What needs to be done: What follows is a set of records, each of which is to be written out exactly.

— Begin Material shown —

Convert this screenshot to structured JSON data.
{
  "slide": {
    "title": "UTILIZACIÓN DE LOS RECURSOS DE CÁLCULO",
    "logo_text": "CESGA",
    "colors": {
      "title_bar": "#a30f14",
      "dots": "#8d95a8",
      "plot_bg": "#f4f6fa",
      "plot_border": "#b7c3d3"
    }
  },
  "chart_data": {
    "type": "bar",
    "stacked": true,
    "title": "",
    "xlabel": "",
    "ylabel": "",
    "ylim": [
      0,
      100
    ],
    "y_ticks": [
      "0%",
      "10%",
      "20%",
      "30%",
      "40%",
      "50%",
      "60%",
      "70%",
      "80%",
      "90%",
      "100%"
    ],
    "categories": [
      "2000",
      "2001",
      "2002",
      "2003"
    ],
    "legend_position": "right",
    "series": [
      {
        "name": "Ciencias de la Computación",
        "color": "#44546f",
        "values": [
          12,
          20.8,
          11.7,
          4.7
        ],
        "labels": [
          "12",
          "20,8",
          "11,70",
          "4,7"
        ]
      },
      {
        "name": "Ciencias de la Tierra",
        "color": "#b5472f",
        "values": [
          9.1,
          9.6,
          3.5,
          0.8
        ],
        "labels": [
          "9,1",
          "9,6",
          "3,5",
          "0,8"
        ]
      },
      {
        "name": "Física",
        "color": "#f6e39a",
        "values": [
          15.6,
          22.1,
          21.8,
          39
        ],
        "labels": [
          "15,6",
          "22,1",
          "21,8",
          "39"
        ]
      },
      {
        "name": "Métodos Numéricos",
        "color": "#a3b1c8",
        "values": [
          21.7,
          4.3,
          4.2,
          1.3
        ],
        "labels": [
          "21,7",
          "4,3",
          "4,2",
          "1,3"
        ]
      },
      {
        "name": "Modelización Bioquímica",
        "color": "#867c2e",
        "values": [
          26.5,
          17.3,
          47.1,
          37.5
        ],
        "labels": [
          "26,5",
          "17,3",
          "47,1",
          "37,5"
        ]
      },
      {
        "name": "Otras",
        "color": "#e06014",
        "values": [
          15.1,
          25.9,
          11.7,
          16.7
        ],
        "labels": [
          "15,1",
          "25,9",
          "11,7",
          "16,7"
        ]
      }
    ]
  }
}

— End Material shown —

The solution:
Convert this screenshot to structured JSON data.
{
  "slide": {
    "title": "UTILIZACIÓN DE LOS RECURSOS DE CÁLCULO",
    "logo_text": "CESGA",
    "colors": {
      "title_bar": "#a30f14",
      "dots": "#8d95a8",
      "plot_bg": "#f4f6fa",
      "plot_border": "#b7c3d3"
    }
  },
  "chart_data": {
    "type": "bar",
    "stacked": true,
    "title": "",
    "xlabel": "",
    "ylabel": "",
    "ylim": [
      0,
      100
    ],
    "y_ticks": [
      "0%",
      "10%",
      "20%",
      "30%",
      "40%",
      "50%",
      "60%",
      "70%",
      "80%",
      "90%",
      "100%"
    ],
    "categories": [
      "2000",
      "2001",
      "2002",
      "2003"
    ],
    "legend_position": "right",
    "series": [
      {
        "name": "Ciencias de la Computación",
        "color": "#44546f",
        "values": [
          12,
          20.8,
          11.7,
          4.7
        ],
        "labels": [
          "12",
          "20,8",
          "11,70",
          "4,7"
        ]
      },
      {
        "name": "Ciencias de la Tierra",
        "color": "#b5472f",
        "values": [
          9.1,
          9.6,
          3.5,
          0.8
        ],
        "labels": [
          "9,1",
          "9,6",
          "3,5",
          "0,8"
        ]
      },
      {
        "name": "Física",
        "color": "#f6e39a",
        "values": [
          15.6,
          22.1,
          21.8,
          39
        ],
        "labels": [
          "15,6",
          "22,1",
          "21,8",
          "39"
        ]
      },
      {
        "name": "Métodos Numéricos",
        "color": "#a3b1c8",
        "values": [
          21.7,
          4.3,
          4.2,
          1.3
        ],
        "labels": [
          "21,7",
          "4,3",
          "4,2",
          "1,3"
        ]
      },
      {
        "name": "Modelización Bioquímica",
        "color": "#867c2e",
        "values": [
          26.5,
          17.3,
          47.1,
          37.5
        ],
        "labels": [
          "26,5",
          "17,3",
          "47,1",
          "37,5"
        ]
      },
      {
        "name": "Otras",
        "color": "#e06014",
        "values": [
          15.1,
          25.9,
          11.7,
          16.7
        ],
        "labels": [
          "15,1",
          "25,9",
          "11,7",
          "16,7"
        ]
      }
    ]
  }
}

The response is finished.